Goal:
Within the data below, state how many lines contain the string "ребенок". Provide the number only.

[Records from a data source]
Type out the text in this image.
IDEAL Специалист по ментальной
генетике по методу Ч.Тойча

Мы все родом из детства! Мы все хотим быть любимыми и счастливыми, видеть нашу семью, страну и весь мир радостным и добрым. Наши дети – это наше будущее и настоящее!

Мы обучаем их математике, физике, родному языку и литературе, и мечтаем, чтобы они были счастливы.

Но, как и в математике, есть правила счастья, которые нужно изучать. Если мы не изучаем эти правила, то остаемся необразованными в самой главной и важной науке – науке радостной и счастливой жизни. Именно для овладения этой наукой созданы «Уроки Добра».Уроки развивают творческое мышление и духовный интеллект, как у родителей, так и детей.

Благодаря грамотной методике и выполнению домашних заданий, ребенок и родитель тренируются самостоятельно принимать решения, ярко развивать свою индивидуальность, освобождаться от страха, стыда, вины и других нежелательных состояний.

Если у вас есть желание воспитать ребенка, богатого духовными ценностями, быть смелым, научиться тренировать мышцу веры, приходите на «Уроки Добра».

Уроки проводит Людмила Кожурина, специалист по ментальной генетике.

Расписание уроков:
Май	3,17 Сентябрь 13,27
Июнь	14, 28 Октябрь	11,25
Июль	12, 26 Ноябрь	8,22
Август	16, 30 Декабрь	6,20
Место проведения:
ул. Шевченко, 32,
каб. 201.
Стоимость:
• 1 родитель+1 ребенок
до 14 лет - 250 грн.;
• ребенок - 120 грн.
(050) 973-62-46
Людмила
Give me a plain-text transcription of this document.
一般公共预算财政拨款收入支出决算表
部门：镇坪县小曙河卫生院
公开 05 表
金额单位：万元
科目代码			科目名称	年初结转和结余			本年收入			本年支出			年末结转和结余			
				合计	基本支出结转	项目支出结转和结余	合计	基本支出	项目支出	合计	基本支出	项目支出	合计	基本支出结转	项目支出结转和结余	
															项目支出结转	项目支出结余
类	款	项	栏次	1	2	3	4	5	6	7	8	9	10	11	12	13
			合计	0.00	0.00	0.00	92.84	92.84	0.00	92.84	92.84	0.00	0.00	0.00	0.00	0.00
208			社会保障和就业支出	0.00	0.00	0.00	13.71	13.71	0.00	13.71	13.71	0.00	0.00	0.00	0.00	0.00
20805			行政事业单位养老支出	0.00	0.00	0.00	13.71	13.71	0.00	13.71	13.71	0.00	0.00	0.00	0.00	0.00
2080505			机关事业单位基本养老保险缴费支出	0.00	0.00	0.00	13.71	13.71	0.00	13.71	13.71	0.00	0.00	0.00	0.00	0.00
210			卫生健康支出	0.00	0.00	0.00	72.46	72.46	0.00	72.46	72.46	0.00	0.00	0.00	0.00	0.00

The result:
3